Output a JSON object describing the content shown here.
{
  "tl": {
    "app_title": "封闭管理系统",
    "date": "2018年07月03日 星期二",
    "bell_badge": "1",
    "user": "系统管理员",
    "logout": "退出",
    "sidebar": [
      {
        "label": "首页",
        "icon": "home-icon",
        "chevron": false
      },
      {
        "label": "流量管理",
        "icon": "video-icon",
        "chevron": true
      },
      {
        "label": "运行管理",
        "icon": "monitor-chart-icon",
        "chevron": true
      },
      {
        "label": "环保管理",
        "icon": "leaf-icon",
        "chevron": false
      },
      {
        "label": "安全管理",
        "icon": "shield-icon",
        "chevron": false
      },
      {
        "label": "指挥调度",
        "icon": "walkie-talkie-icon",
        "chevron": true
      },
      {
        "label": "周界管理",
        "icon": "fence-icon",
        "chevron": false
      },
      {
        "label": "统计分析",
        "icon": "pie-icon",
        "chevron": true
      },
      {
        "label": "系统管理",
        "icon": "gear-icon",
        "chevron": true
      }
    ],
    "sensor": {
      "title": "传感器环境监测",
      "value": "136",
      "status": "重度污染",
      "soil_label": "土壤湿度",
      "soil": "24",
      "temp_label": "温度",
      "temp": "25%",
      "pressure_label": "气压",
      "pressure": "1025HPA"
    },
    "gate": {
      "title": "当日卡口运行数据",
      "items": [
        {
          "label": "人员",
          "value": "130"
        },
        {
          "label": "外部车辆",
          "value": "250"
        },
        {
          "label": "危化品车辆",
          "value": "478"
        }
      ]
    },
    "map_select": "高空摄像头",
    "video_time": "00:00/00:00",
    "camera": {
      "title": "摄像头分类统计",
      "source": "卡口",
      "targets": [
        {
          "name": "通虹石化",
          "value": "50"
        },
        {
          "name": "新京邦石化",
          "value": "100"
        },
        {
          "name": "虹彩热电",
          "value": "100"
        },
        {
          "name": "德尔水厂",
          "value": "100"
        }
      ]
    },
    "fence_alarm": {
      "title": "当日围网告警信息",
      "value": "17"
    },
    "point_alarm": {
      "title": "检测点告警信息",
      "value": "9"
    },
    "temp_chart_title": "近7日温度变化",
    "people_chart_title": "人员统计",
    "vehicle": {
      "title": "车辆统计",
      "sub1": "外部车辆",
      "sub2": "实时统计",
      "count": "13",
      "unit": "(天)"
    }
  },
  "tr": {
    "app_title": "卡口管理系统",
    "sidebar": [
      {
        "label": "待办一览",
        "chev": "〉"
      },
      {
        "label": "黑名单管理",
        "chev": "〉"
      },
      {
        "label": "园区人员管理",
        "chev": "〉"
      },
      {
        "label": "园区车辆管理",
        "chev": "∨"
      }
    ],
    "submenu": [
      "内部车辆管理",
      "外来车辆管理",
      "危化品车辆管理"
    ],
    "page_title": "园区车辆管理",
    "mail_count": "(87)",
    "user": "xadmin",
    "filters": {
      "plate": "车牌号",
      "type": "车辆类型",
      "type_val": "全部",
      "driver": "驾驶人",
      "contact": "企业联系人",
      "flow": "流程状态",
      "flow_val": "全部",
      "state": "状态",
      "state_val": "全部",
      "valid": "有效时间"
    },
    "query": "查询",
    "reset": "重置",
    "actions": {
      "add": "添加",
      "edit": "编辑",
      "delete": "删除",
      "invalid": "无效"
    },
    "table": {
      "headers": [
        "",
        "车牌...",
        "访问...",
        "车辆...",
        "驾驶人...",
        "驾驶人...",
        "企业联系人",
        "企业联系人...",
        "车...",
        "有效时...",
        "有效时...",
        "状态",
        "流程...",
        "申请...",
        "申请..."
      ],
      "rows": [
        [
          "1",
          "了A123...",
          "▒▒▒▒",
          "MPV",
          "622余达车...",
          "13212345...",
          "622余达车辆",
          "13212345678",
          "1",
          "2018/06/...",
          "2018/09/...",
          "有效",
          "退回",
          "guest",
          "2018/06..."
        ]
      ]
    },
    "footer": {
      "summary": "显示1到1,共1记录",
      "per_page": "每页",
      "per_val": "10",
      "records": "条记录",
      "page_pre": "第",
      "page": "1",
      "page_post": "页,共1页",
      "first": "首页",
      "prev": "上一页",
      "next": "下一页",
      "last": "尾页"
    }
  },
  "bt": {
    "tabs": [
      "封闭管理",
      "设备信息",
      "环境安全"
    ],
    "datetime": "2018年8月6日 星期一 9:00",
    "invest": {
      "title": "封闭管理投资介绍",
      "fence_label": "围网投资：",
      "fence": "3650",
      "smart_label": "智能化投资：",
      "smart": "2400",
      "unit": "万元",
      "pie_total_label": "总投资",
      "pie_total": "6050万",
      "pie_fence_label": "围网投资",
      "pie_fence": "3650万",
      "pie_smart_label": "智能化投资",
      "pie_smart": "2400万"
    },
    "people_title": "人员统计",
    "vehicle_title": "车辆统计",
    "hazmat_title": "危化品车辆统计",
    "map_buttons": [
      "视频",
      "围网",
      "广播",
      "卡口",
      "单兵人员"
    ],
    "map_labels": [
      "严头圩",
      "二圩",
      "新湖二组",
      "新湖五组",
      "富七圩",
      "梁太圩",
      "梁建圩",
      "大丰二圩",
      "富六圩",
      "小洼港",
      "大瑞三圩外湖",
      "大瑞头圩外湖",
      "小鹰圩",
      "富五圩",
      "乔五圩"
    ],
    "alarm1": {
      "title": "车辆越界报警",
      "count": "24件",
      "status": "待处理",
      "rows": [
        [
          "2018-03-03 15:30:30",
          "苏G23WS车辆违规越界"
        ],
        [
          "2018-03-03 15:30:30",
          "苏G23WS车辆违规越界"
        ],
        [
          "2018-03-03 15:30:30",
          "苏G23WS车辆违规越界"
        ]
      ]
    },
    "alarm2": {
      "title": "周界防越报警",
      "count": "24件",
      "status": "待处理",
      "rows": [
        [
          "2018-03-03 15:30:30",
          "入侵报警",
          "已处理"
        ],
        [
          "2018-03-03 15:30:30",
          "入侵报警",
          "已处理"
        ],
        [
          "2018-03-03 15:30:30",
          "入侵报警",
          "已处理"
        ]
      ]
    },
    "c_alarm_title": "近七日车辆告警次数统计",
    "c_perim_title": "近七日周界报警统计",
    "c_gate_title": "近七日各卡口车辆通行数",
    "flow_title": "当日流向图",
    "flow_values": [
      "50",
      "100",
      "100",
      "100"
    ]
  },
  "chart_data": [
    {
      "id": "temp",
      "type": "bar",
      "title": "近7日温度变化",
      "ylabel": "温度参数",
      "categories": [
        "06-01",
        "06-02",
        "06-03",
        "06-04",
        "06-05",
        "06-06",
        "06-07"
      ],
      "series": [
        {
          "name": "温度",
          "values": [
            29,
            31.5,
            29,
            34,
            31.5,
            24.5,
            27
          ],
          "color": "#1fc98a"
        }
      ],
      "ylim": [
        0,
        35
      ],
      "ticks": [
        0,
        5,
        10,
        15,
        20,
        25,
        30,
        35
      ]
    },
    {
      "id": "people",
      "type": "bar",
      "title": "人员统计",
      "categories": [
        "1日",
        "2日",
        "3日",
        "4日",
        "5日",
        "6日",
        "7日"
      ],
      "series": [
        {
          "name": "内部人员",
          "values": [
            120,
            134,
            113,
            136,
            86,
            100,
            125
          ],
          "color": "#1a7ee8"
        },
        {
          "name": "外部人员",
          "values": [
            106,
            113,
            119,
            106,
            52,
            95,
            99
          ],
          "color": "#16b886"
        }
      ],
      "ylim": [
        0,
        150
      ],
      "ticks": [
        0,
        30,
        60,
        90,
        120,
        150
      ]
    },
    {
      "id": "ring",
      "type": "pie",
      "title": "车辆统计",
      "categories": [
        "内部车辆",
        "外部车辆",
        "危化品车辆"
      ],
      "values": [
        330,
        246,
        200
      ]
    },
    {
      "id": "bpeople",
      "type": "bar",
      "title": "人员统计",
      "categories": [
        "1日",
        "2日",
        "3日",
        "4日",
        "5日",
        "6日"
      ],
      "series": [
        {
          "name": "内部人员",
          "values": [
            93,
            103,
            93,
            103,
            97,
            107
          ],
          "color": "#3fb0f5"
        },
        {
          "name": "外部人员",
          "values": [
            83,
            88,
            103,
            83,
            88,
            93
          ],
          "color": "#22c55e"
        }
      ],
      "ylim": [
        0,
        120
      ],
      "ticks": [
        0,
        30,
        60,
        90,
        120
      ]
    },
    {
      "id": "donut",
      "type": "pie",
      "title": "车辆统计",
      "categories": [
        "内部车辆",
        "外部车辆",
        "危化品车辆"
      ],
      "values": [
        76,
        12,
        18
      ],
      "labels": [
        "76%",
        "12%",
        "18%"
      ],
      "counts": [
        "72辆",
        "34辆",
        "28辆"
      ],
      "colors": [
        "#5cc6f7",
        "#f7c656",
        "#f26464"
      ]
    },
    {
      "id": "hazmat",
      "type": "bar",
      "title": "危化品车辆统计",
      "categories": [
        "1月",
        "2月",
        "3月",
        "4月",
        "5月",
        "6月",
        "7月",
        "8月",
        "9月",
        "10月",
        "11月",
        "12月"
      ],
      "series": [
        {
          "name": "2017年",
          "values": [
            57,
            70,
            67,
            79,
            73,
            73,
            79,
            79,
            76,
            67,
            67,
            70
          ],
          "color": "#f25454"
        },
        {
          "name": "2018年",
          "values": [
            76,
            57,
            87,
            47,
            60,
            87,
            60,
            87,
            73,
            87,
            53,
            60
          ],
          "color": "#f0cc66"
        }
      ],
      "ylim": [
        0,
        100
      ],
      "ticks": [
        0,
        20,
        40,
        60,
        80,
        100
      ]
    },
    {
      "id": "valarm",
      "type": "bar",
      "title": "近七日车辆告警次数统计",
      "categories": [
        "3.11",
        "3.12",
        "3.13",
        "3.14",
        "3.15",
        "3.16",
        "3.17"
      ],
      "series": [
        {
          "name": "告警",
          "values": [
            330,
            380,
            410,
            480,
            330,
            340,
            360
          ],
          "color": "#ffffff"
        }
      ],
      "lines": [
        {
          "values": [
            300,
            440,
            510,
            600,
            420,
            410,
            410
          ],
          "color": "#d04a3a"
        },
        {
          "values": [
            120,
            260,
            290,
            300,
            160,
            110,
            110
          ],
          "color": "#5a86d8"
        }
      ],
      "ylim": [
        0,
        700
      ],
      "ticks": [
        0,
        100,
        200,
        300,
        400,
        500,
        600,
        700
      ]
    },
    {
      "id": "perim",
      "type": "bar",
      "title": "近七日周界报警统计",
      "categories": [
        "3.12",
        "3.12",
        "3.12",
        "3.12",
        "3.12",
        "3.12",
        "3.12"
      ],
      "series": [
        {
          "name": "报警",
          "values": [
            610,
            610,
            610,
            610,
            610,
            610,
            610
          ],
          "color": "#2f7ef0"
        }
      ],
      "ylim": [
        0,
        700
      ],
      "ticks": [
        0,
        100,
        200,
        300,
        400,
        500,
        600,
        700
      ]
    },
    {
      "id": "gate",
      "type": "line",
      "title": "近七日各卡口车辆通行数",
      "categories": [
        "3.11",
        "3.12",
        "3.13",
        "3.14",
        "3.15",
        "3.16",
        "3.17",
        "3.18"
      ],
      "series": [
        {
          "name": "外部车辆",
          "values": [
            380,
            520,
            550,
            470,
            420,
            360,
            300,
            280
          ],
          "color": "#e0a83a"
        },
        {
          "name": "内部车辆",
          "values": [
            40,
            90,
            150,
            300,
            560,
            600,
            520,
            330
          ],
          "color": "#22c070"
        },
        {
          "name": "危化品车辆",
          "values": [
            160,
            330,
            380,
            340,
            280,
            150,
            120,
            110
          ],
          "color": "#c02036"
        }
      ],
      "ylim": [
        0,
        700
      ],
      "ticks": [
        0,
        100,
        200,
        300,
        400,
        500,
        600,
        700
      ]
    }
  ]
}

▬▬▬▬▬▬

* [Problem details]:
Search the data for "近七日周界报警统计". Copy every line that has it.

* [Exercise output]:
    "c_perim_title": "近七日周界报警统计",
      "title": "近七日周界报警统计",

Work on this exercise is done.